** Task prompt **
The entries that follow should be written out exactly.

** Saved data entries **
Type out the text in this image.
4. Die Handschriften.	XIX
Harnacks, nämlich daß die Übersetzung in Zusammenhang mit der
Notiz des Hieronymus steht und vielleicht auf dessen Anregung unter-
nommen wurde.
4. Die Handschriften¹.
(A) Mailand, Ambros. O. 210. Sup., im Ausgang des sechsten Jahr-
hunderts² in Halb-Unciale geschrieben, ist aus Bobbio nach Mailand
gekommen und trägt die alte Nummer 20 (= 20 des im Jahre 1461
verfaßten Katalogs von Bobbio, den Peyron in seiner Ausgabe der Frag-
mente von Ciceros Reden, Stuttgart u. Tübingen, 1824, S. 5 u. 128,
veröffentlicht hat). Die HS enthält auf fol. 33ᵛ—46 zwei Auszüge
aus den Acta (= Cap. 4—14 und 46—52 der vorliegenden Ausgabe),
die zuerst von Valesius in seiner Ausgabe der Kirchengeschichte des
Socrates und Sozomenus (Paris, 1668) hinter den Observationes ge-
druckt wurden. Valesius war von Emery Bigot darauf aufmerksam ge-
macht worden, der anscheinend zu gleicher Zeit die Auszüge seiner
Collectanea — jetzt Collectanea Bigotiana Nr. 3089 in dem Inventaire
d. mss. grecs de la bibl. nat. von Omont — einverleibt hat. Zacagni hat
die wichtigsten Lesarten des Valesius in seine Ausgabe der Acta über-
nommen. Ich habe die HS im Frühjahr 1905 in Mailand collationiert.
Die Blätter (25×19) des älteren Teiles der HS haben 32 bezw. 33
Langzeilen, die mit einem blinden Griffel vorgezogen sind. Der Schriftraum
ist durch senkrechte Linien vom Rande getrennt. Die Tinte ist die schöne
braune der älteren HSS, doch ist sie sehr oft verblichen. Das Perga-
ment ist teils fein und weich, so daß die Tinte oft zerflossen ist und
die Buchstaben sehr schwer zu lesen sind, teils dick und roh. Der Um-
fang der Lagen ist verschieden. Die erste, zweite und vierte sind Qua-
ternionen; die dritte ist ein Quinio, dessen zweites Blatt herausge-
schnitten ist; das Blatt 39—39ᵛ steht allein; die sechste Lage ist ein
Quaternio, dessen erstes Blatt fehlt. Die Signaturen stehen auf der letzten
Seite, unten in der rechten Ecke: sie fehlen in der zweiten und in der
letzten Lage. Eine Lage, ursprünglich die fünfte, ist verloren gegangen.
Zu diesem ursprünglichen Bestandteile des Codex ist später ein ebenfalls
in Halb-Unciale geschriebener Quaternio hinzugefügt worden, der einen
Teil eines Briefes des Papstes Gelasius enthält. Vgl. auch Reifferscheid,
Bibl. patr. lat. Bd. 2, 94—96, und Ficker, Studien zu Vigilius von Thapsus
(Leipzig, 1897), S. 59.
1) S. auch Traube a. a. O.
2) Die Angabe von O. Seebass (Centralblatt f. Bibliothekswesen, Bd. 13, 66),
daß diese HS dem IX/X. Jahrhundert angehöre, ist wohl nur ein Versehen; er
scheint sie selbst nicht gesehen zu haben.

** The response **
Type out the text in this image.
4. Die Handschriften.	XIX
Harnacks, nämlich daß die Übersetzung in Zusammenhang mit der
Notiz des Hieronymus steht und vielleicht auf dessen Anregung unter-
nommen wurde.
4. Die Handschriften¹.
(A) Mailand, Ambros. O. 210. Sup., im Ausgang des sechsten Jahr-
hunderts² in Halb-Unciale geschrieben, ist aus Bobbio nach Mailand
gekommen und trägt die alte Nummer 20 (= 20 des im Jahre 1461
verfaßten Katalogs von Bobbio, den Peyron in seiner Ausgabe der Frag-
mente von Ciceros Reden, Stuttgart u. Tübingen, 1824, S. 5 u. 128,
veröffentlicht hat). Die HS enthält auf fol. 33ᵛ—46 zwei Auszüge
aus den Acta (= Cap. 4—14 und 46—52 der vorliegenden Ausgabe),
die zuerst von Valesius in seiner Ausgabe der Kirchengeschichte des
Socrates und Sozomenus (Paris, 1668) hinter den Observationes ge-
druckt wurden. Valesius war von Emery Bigot darauf aufmerksam ge-
macht worden, der anscheinend zu gleicher Zeit die Auszüge seiner
Collectanea — jetzt Collectanea Bigotiana Nr. 3089 in dem Inventaire
d. mss. grecs de la bibl. nat. von Omont — einverleibt hat. Zacagni hat
die wichtigsten Lesarten des Valesius in seine Ausgabe der Acta über-
nommen. Ich habe die HS im Frühjahr 1905 in Mailand collationiert.
Die Blätter (25×19) des älteren Teiles der HS haben 32 bezw. 33
Langzeilen, die mit einem blinden Griffel vorgezogen sind. Der Schriftraum
ist durch senkrechte Linien vom Rande getrennt. Die Tinte ist die schöne
braune der älteren HSS, doch ist sie sehr oft verblichen. Das Perga-
ment ist teils fein und weich, so daß die Tinte oft zerflossen ist und
die Buchstaben sehr schwer zu lesen sind, teils dick und roh. Der Um-
fang der Lagen ist verschieden. Die erste, zweite und vierte sind Qua-
ternionen; die dritte ist ein Quinio, dessen zweites Blatt herausge-
schnitten ist; das Blatt 39—39ᵛ steht allein; die sechste Lage ist ein
Quaternio, dessen erstes Blatt fehlt. Die Signaturen stehen auf der letzten
Seite, unten in der rechten Ecke: sie fehlen in der zweiten und in der
letzten Lage. Eine Lage, ursprünglich die fünfte, ist verloren gegangen.
Zu diesem ursprünglichen Bestandteile des Codex ist später ein ebenfalls
in Halb-Unciale geschriebener Quaternio hinzugefügt worden, der einen
Teil eines Briefes des Papstes Gelasius enthält. Vgl. auch Reifferscheid,
Bibl. patr. lat. Bd. 2, 94—96, und Ficker, Studien zu Vigilius von Thapsus
(Leipzig, 1897), S. 59.
1) S. auch Traube a. a. O.
2) Die Angabe von O. Seebass (Centralblatt f. Bibliothekswesen, Bd. 13, 66),
daß diese HS dem IX/X. Jahrhundert angehöre, ist wohl nur ein Versehen; er
scheint sie selbst nicht gesehen zu haben.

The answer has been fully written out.